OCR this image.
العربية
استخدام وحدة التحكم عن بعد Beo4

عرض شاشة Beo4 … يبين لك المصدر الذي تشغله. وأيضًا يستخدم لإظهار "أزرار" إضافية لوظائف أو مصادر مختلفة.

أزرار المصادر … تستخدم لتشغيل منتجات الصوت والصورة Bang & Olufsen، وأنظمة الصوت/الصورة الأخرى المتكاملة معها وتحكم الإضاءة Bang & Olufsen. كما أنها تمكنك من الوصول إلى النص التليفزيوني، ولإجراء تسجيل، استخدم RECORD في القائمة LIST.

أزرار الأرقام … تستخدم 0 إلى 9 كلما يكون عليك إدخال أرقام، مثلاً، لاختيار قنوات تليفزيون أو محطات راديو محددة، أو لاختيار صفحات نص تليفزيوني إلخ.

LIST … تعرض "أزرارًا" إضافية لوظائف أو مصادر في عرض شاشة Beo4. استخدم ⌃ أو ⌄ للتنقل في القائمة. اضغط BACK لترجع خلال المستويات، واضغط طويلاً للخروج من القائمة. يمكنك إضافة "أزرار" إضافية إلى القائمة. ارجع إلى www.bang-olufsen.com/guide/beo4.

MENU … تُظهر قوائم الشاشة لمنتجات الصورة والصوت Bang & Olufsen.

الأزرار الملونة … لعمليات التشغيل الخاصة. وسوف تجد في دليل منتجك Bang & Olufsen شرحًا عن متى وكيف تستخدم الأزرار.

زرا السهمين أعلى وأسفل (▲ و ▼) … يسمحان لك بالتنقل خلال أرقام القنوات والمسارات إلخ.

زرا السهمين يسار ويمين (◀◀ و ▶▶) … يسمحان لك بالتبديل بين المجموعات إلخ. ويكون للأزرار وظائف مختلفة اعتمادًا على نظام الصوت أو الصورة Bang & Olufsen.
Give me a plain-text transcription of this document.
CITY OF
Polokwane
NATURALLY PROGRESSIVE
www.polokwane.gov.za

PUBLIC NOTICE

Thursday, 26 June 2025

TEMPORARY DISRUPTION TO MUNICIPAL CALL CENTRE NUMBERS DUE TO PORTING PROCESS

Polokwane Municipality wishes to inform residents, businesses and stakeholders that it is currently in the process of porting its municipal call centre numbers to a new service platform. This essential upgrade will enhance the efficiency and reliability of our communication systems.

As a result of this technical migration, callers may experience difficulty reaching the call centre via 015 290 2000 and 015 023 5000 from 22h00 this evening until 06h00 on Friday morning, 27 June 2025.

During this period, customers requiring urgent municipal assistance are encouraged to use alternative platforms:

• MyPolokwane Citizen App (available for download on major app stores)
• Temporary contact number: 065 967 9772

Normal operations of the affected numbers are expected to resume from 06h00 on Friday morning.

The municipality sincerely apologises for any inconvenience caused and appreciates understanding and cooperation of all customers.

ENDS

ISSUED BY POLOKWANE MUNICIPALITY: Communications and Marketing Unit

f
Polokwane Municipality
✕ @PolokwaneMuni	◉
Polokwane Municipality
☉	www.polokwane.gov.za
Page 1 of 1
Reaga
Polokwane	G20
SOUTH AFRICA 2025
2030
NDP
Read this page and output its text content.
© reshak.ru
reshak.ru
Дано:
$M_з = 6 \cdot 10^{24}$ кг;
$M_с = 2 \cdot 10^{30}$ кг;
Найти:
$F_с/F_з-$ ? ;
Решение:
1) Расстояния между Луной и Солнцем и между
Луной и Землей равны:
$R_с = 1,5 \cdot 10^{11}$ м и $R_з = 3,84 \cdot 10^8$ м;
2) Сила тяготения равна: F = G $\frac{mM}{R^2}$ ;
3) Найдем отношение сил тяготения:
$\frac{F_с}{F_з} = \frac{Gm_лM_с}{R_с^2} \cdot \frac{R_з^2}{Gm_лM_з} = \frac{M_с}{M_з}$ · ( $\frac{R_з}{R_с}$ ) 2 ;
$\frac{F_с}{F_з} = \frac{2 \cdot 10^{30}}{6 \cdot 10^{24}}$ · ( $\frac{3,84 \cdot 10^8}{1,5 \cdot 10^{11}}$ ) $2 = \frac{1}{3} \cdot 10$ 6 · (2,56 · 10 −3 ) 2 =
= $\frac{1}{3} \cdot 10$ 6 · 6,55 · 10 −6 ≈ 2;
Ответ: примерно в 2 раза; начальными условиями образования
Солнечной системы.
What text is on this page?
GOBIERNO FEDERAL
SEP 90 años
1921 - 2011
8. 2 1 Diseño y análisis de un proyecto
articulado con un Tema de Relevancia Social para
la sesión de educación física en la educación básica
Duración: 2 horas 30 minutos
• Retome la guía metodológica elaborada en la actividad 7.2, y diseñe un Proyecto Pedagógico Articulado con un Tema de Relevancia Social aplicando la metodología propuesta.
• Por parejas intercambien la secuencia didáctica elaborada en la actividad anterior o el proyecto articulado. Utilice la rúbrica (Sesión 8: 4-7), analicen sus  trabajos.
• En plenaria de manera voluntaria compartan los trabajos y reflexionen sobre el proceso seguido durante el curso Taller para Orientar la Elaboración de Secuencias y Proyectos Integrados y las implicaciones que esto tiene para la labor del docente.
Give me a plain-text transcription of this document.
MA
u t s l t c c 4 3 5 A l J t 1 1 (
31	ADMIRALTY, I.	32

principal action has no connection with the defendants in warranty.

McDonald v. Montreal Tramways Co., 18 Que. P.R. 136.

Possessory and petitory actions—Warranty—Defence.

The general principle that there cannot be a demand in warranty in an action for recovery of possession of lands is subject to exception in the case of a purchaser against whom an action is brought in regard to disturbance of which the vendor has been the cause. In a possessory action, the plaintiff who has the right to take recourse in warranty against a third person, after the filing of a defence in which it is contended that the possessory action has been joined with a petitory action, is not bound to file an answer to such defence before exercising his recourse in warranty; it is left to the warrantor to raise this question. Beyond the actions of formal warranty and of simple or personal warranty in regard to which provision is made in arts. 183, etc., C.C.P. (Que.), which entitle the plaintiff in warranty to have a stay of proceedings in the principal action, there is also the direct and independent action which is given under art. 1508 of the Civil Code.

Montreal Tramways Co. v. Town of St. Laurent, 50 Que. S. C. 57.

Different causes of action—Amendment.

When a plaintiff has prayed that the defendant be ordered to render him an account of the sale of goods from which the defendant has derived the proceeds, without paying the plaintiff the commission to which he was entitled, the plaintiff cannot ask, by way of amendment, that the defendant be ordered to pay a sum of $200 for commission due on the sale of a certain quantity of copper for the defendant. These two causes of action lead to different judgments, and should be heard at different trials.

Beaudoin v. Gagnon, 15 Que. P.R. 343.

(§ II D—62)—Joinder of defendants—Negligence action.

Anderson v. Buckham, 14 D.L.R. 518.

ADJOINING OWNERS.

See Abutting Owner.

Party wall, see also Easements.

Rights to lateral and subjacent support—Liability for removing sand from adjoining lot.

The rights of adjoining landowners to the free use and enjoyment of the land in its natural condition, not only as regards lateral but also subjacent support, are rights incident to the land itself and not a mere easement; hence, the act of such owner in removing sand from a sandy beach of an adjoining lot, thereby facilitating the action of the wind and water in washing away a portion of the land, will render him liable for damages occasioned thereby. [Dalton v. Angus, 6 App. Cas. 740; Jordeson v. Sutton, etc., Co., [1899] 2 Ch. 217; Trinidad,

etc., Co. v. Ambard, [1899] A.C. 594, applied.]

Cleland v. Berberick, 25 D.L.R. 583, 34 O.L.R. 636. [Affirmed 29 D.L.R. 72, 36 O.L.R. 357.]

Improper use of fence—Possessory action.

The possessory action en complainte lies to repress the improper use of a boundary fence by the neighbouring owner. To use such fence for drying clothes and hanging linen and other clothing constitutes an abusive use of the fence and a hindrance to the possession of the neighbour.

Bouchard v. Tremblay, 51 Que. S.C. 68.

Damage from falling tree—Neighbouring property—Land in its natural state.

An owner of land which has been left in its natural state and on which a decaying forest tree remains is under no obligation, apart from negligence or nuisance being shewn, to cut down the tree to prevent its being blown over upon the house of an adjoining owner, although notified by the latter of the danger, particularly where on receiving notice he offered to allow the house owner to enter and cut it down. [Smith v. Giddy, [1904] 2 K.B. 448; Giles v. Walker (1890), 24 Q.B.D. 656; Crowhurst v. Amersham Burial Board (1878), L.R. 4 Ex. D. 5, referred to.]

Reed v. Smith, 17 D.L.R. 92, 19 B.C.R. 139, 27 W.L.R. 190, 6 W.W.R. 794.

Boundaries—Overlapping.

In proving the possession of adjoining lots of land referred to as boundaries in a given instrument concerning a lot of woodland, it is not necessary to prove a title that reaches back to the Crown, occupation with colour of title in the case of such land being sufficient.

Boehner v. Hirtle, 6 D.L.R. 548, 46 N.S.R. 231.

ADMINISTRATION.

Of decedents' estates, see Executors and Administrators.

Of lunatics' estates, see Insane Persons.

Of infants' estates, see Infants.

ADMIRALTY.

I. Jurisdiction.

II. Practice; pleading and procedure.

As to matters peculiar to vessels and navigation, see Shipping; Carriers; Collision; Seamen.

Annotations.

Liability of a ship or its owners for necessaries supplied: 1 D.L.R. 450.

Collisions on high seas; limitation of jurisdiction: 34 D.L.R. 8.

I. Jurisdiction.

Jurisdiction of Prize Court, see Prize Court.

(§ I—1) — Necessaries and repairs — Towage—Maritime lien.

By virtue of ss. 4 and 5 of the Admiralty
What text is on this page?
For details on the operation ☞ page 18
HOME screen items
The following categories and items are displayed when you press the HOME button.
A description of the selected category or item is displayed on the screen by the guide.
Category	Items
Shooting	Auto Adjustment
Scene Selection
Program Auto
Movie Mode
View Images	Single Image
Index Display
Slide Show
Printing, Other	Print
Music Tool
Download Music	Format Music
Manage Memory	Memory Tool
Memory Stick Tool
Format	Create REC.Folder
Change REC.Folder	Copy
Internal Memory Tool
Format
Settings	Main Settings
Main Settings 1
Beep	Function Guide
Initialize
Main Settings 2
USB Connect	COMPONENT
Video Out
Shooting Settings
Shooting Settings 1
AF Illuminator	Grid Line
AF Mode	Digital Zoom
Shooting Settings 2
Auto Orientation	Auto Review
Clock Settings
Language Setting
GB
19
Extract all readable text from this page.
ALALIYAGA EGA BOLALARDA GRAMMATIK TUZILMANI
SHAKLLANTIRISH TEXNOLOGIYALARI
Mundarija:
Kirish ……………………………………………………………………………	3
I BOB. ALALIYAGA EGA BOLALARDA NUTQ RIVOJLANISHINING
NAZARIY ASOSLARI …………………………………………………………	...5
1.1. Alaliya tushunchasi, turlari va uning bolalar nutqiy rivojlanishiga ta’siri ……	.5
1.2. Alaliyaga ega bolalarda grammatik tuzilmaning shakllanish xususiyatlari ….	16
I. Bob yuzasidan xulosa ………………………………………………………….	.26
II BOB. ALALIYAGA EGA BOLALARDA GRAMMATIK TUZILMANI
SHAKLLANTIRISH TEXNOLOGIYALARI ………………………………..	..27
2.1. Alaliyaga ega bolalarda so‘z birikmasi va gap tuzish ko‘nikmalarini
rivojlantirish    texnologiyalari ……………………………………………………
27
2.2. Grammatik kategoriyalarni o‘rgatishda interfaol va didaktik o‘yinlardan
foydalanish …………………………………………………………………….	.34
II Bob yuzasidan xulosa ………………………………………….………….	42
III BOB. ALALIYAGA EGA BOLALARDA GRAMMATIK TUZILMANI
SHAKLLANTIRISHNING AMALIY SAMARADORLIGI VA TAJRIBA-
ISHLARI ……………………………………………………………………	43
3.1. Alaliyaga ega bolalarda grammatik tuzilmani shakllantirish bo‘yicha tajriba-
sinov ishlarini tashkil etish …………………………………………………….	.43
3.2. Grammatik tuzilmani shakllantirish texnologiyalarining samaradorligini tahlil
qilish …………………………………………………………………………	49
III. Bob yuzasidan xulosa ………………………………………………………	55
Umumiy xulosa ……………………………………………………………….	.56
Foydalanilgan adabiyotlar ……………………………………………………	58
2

◇ ◇ ◇ ◇ ◇ ◇ ◇

▸ **WHAT TO PRODUCE**
Where a line contains "frac", copy that line.

▸ **SOLUTION TO THE PROBLEM**
2) Сила тяготения равна: F = G $\frac{mM}{R^2}$ ;
$\frac{F_с}{F_з} = \frac{Gm_лM_с}{R_с^2} \cdot \frac{R_з^2}{Gm_лM_з} = \frac{M_с}{M_з}$ · ( $\frac{R_з}{R_с}$ ) 2 ;
$\frac{F_с}{F_з} = \frac{2 \cdot 10^{30}}{6 \cdot 10^{24}}$ · ( $\frac{3,84 \cdot 10^8}{1,5 \cdot 10^{11}}$ ) $2 = \frac{1}{3} \cdot 10$ 6 · (2,56 · 10 −3 ) 2 =
= $\frac{1}{3} \cdot 10$ 6 · 6,55 · 10 −6 ≈ 2;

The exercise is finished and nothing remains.